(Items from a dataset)
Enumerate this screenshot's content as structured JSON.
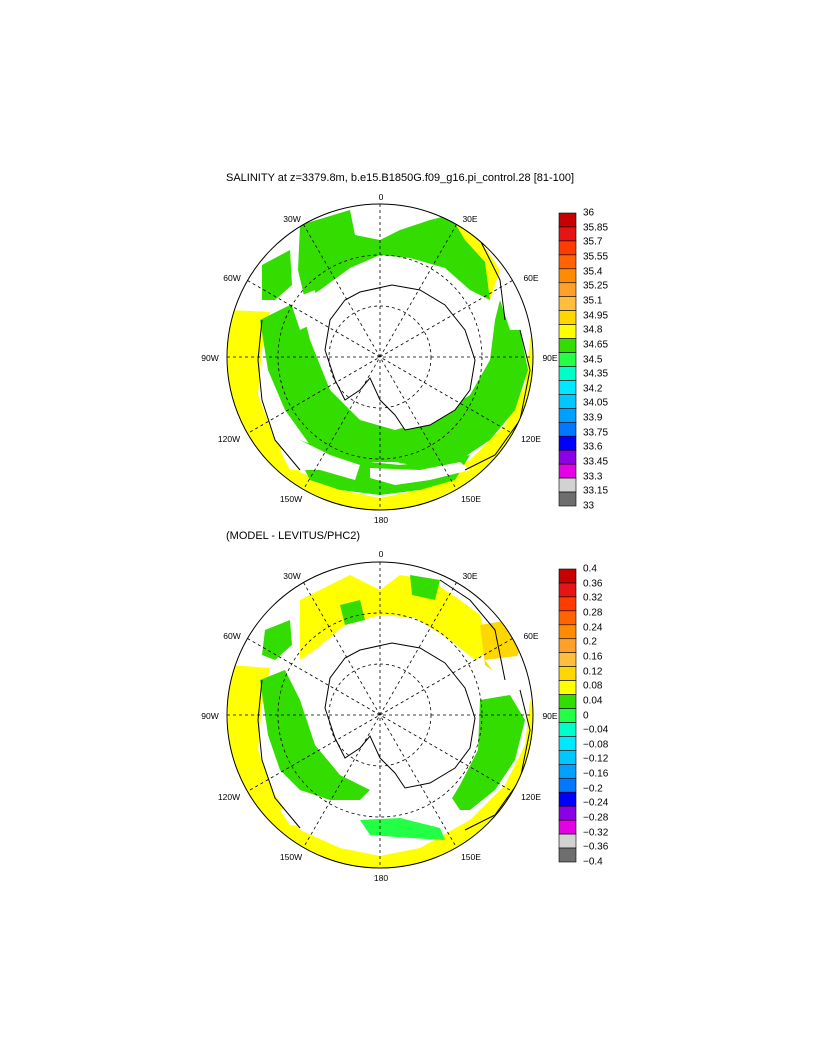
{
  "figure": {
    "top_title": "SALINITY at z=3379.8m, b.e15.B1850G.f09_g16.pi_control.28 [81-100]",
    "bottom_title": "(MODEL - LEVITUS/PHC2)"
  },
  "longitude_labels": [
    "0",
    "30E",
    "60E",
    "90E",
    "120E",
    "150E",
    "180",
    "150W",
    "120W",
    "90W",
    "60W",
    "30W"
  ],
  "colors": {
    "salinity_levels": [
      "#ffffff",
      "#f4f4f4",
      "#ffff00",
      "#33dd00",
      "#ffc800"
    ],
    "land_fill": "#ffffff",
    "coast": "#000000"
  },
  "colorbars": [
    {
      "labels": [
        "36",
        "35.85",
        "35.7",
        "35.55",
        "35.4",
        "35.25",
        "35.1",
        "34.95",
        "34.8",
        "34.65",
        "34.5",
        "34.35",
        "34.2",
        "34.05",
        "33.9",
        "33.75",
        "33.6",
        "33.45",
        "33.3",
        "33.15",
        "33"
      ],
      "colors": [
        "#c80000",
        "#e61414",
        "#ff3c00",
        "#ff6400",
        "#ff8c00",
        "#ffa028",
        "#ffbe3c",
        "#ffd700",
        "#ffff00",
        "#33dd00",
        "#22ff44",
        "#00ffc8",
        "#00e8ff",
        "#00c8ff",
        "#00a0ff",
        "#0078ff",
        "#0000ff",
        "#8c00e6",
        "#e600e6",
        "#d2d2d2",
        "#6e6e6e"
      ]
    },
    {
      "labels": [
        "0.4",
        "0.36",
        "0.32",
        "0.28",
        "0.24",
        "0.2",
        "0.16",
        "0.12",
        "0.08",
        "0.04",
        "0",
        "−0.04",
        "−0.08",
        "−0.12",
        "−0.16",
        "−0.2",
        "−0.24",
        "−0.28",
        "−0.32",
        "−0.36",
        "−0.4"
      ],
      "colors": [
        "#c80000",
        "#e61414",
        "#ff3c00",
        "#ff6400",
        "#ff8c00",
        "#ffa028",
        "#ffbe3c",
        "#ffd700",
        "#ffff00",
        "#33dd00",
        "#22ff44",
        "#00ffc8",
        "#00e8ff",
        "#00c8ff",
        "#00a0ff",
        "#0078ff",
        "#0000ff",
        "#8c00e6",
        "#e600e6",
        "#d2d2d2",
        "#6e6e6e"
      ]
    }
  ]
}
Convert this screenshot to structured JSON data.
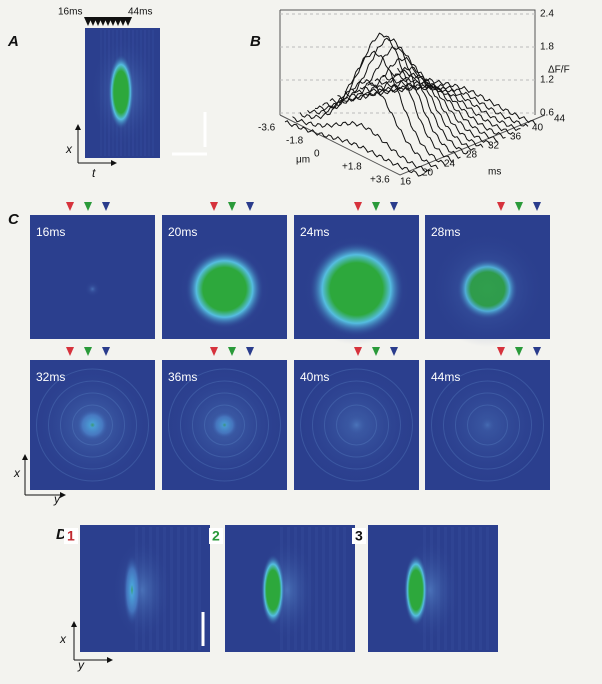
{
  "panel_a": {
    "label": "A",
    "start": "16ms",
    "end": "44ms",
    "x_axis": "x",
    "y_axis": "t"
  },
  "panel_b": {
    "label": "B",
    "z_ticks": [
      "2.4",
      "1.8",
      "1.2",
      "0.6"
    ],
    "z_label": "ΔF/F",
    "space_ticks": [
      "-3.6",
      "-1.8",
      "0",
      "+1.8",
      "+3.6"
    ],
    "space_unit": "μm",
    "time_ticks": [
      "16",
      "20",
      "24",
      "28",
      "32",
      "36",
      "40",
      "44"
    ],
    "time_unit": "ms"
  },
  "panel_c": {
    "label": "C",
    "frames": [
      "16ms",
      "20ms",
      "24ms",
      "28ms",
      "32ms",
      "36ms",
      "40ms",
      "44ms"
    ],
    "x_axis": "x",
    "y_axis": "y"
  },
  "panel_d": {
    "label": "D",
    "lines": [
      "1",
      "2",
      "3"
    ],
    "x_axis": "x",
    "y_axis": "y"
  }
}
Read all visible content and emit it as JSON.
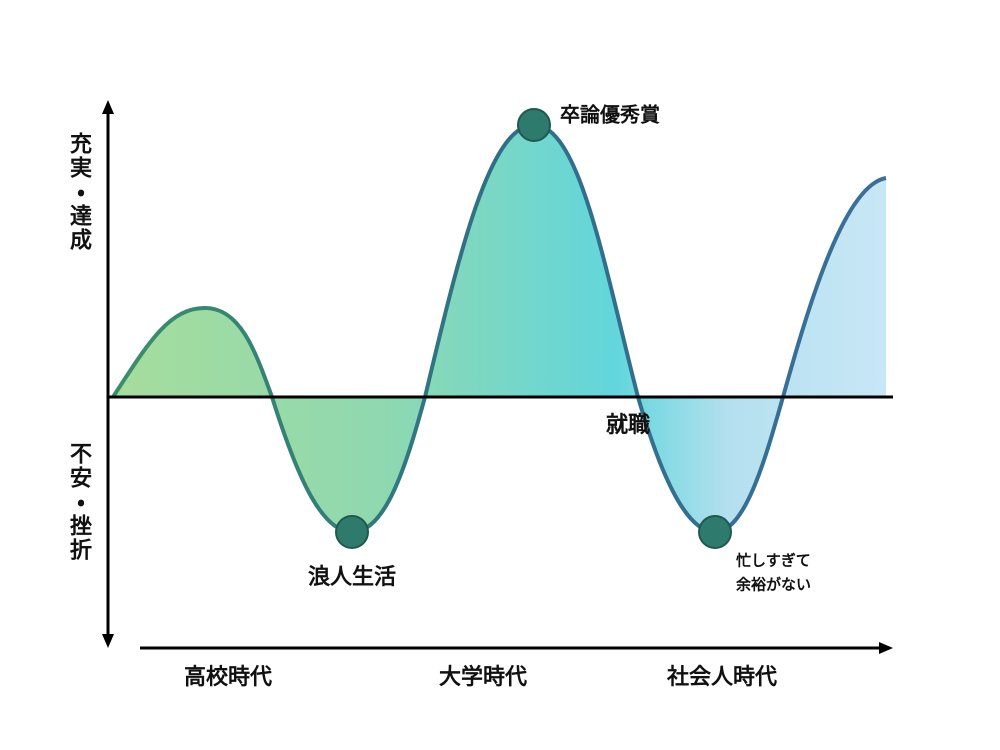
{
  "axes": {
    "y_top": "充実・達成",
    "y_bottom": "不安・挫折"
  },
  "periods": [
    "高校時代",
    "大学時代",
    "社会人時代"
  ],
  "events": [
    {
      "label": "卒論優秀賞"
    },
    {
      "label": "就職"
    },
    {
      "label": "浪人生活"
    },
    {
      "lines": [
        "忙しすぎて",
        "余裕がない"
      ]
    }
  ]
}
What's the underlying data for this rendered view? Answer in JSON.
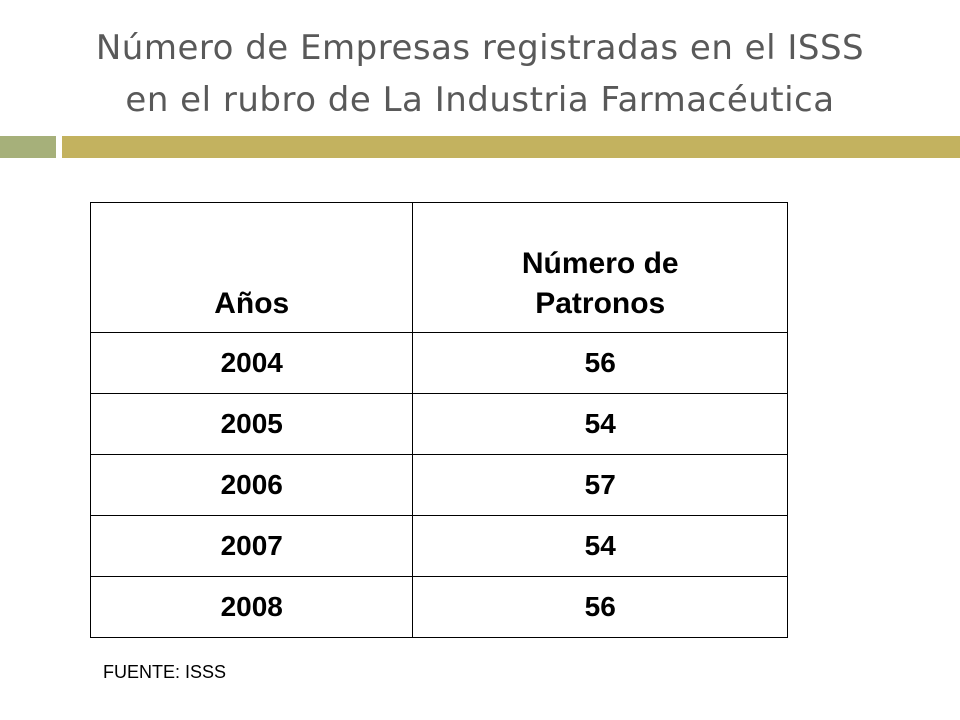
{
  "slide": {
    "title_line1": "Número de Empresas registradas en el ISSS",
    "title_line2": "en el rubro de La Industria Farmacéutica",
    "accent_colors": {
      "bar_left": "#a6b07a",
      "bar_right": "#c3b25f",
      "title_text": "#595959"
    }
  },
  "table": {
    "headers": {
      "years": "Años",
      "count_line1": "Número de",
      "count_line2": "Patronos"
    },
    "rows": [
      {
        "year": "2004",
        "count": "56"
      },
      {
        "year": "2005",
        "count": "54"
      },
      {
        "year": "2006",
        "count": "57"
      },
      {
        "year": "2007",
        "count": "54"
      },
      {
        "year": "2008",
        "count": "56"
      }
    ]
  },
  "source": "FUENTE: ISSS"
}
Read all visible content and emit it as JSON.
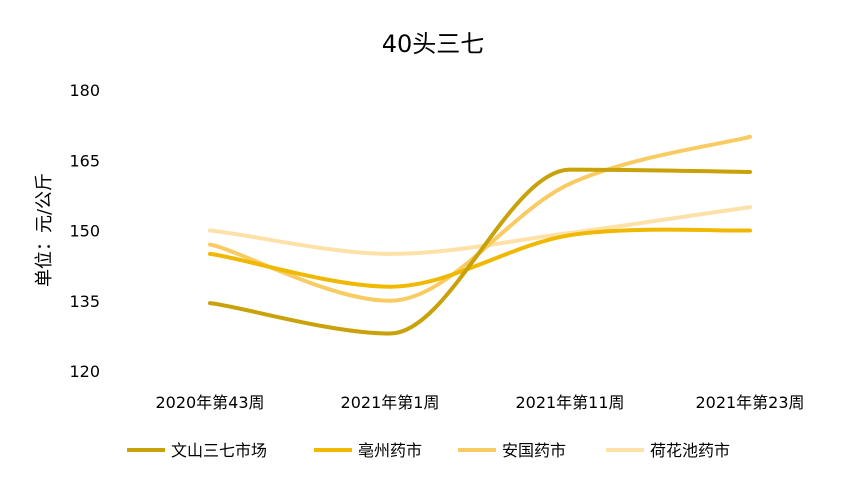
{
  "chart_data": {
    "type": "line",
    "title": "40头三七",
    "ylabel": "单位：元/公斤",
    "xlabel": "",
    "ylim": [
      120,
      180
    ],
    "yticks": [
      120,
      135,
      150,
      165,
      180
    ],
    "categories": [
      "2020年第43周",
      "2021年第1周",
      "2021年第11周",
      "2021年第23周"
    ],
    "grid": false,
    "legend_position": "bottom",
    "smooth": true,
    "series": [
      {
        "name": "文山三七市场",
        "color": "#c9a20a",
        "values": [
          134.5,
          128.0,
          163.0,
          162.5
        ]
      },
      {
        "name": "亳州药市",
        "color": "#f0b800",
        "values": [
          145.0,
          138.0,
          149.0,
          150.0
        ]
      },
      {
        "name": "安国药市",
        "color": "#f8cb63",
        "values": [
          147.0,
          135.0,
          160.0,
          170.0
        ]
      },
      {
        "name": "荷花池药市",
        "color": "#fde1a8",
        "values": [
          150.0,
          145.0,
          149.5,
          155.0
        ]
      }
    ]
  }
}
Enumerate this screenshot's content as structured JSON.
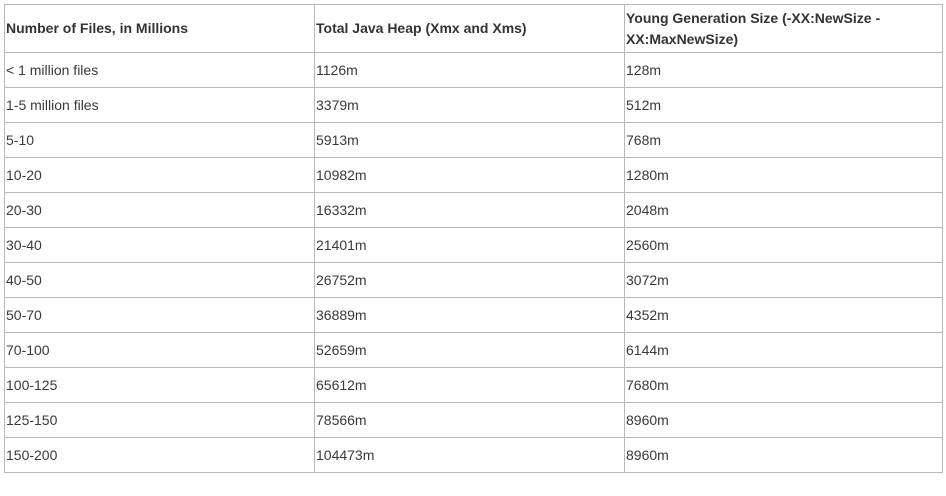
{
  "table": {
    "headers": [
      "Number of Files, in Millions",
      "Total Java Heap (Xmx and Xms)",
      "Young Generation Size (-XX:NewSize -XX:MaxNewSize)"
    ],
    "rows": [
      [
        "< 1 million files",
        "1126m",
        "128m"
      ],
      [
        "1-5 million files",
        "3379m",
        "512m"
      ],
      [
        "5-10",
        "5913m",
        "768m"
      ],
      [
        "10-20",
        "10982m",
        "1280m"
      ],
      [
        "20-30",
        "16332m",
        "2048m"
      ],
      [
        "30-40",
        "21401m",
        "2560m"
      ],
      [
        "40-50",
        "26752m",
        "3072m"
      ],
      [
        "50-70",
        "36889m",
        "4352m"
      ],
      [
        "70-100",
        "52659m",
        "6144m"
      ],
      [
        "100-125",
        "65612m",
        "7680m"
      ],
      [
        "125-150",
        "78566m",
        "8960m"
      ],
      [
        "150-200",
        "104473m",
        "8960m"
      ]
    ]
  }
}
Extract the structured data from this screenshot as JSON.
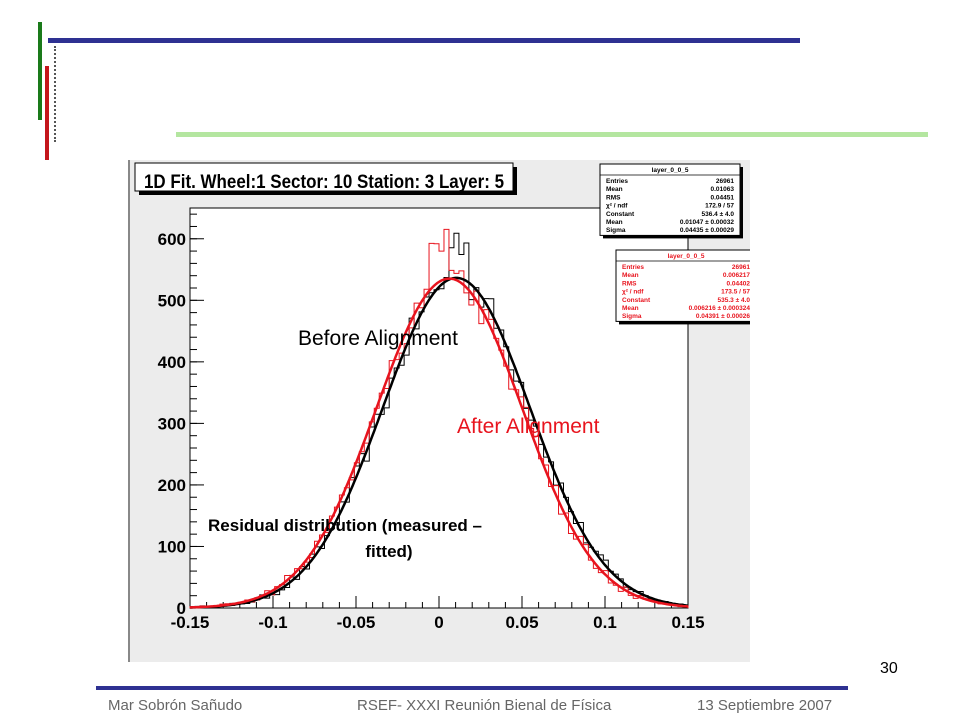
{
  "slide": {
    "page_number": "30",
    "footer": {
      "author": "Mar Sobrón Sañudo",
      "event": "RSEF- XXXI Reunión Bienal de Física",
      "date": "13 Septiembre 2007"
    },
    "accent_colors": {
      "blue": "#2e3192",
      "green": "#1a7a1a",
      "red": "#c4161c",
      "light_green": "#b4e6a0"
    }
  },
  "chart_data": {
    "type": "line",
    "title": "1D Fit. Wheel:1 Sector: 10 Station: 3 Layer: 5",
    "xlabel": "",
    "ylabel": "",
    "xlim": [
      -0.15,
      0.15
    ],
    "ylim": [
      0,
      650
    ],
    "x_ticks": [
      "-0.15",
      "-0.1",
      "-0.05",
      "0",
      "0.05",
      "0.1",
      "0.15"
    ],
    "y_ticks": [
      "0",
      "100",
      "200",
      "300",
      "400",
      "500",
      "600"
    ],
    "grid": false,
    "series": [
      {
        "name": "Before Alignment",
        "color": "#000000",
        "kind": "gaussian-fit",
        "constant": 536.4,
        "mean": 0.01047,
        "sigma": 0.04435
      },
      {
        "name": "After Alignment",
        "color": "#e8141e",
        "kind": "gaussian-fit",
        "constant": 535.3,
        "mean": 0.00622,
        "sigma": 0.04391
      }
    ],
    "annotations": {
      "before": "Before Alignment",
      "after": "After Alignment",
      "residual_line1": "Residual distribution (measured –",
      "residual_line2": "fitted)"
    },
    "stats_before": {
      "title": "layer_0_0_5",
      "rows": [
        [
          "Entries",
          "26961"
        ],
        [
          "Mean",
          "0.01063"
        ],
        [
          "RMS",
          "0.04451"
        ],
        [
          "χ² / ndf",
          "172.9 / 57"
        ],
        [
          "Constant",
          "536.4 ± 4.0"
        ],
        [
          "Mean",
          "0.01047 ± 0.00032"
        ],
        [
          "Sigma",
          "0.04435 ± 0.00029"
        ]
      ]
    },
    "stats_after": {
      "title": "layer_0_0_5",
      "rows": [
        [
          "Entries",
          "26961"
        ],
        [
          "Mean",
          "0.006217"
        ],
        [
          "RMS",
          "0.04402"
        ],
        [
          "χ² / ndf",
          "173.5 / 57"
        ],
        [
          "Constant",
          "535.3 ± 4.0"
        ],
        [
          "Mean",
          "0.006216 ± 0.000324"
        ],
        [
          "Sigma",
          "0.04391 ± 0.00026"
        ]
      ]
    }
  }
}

**What the exercise asks**
In the records above, find each line that holds the word "screenshot"; copy all such lines.

**Complete answer**
Enumerate this screenshot's content as structured JSON.
Convert this screenshot to structured JSON data.
Enumerate this screenshot's content as structured JSON.
Extract the structured data from this screenshot as JSON.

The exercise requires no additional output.